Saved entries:
----------------------------------------
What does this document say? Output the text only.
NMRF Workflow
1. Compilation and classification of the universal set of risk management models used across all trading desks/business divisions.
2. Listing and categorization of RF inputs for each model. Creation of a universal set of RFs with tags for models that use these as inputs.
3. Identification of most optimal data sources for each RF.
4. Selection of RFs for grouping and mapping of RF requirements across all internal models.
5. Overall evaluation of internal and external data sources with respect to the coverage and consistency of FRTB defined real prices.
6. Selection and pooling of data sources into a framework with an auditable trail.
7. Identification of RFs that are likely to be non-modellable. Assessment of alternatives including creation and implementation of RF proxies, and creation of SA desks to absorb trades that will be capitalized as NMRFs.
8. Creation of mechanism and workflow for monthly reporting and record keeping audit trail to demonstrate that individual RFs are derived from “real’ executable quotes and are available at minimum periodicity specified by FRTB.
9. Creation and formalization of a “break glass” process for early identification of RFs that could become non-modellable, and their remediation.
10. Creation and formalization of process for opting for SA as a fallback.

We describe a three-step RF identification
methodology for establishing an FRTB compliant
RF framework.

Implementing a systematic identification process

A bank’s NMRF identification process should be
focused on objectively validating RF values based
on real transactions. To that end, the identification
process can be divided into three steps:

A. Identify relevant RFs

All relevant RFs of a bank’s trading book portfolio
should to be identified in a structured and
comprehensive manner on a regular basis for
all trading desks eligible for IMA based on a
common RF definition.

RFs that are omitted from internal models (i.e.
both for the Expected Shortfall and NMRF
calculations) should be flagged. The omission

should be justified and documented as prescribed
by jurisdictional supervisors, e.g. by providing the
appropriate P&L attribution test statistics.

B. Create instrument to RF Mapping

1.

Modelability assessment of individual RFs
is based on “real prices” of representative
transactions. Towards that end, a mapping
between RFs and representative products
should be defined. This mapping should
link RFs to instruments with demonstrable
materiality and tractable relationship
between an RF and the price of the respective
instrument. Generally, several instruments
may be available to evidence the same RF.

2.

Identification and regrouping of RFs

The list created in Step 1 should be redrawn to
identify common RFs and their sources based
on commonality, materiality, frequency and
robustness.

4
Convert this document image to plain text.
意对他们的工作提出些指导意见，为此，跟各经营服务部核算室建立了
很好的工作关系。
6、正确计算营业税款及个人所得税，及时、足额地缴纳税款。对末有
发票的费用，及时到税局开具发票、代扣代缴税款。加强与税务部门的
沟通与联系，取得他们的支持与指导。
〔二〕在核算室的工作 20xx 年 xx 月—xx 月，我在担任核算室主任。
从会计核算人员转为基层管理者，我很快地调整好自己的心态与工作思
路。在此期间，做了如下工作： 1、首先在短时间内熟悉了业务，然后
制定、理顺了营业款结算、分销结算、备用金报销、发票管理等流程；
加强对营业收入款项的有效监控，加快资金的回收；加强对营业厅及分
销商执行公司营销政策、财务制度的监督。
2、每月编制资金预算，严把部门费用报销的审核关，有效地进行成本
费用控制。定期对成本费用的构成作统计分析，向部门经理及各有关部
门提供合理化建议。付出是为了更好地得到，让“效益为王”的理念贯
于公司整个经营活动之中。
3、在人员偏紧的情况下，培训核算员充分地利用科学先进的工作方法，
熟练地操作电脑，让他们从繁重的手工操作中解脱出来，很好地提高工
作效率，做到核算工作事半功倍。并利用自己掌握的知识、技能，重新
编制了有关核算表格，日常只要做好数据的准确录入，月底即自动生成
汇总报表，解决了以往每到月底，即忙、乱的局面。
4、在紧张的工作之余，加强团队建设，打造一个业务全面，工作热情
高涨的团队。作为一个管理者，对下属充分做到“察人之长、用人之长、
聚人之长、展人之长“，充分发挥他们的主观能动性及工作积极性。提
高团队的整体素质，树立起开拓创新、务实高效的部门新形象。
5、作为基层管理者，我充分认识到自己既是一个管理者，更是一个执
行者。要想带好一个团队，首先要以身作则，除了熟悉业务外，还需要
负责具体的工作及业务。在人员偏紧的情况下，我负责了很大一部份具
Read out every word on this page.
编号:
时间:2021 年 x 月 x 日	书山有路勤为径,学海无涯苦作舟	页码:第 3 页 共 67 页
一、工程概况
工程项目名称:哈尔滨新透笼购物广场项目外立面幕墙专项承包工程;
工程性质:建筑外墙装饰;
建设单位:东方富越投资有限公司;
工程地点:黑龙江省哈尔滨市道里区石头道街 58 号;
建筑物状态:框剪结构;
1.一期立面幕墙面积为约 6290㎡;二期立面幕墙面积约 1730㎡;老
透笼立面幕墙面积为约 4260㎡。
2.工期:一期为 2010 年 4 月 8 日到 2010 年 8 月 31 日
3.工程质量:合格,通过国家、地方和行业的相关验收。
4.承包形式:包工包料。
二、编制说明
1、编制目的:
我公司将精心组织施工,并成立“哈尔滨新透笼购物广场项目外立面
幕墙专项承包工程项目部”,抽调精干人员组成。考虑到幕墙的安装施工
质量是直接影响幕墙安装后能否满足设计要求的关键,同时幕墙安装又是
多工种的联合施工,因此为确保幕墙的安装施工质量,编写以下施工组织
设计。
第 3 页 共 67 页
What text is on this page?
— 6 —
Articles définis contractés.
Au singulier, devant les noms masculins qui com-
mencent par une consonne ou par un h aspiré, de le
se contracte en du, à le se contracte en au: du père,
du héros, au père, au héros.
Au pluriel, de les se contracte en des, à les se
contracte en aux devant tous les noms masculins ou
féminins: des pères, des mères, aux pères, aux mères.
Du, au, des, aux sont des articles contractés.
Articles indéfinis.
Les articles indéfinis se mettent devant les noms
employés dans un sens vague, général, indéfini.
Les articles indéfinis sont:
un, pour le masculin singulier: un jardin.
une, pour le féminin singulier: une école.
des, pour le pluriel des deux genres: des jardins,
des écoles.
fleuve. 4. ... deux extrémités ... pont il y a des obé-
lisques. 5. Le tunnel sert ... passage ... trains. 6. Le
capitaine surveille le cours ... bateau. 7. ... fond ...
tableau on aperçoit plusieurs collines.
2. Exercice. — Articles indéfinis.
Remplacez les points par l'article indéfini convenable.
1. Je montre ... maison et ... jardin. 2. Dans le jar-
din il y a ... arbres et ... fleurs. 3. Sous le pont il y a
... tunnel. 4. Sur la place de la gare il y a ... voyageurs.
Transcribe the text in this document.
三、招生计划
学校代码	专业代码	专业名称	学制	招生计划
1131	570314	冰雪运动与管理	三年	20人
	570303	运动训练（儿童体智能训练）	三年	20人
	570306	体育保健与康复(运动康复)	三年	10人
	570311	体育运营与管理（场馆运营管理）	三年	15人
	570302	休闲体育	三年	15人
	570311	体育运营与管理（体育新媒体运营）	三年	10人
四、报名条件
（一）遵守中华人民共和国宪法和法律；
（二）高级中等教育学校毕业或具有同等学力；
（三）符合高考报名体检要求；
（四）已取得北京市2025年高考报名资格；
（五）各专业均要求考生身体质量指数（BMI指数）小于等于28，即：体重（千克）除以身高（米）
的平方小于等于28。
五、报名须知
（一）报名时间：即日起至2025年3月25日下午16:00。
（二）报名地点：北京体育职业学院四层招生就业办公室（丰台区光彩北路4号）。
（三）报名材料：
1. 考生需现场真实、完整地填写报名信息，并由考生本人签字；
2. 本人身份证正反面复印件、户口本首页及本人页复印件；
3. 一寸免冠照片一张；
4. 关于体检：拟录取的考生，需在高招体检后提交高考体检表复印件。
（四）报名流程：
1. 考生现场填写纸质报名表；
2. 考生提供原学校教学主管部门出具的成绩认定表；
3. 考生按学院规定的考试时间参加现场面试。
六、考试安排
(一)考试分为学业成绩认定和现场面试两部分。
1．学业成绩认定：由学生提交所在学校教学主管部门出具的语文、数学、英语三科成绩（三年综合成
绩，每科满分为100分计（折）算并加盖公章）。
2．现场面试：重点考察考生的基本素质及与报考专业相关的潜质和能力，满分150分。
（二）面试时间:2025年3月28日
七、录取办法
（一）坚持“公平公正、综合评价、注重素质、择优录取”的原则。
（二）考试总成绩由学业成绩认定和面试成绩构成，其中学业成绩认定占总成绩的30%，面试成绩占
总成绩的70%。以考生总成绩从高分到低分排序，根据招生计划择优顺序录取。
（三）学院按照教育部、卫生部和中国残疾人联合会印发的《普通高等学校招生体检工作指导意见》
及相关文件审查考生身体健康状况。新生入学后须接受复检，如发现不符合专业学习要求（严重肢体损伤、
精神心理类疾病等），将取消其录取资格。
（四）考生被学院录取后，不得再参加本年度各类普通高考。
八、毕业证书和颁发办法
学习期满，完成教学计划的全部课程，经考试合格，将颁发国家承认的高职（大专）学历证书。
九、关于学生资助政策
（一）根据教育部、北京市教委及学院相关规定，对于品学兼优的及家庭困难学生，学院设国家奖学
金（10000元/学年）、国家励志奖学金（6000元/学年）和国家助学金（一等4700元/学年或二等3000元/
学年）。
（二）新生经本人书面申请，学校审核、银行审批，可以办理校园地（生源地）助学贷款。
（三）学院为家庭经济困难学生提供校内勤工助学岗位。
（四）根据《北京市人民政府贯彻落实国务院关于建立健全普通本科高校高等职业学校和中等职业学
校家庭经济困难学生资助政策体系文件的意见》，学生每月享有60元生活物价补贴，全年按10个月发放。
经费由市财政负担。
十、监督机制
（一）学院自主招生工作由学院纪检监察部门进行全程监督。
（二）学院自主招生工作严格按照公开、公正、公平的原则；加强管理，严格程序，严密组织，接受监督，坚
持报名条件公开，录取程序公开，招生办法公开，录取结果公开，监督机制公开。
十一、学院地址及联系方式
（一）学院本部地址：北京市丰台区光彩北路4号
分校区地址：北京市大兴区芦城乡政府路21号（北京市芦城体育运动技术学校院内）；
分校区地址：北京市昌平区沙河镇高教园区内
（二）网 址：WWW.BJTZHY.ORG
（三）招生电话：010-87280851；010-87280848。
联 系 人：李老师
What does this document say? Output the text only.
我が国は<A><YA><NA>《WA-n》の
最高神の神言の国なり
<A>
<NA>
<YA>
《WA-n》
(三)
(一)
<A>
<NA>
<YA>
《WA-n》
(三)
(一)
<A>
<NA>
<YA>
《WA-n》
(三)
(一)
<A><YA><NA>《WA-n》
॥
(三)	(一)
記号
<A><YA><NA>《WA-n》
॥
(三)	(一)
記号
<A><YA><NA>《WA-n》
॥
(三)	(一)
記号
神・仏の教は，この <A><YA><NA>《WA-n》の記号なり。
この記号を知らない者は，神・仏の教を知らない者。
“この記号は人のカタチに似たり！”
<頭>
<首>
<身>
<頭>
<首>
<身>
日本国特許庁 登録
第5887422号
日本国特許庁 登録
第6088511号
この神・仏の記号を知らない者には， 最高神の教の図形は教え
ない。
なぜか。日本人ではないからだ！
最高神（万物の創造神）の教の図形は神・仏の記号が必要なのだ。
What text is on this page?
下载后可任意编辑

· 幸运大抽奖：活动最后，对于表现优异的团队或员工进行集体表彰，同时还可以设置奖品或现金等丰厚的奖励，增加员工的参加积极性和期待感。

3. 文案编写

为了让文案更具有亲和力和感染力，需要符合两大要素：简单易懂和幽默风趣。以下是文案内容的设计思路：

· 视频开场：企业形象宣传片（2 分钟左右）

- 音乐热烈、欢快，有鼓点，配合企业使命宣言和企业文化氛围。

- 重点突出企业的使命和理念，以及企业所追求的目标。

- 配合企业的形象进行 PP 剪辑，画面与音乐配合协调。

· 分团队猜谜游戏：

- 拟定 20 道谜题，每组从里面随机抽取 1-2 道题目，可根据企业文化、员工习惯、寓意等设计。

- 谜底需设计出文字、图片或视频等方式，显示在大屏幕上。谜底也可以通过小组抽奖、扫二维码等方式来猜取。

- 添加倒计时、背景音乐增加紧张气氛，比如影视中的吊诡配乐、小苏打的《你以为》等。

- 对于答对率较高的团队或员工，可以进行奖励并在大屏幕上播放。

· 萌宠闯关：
----------------------------------------
§ **REQUIRED TASK**:
Within the records, how many lines include "across"? The answer is the number and nothing else.

§ **CORRECT RESPONSE**:
2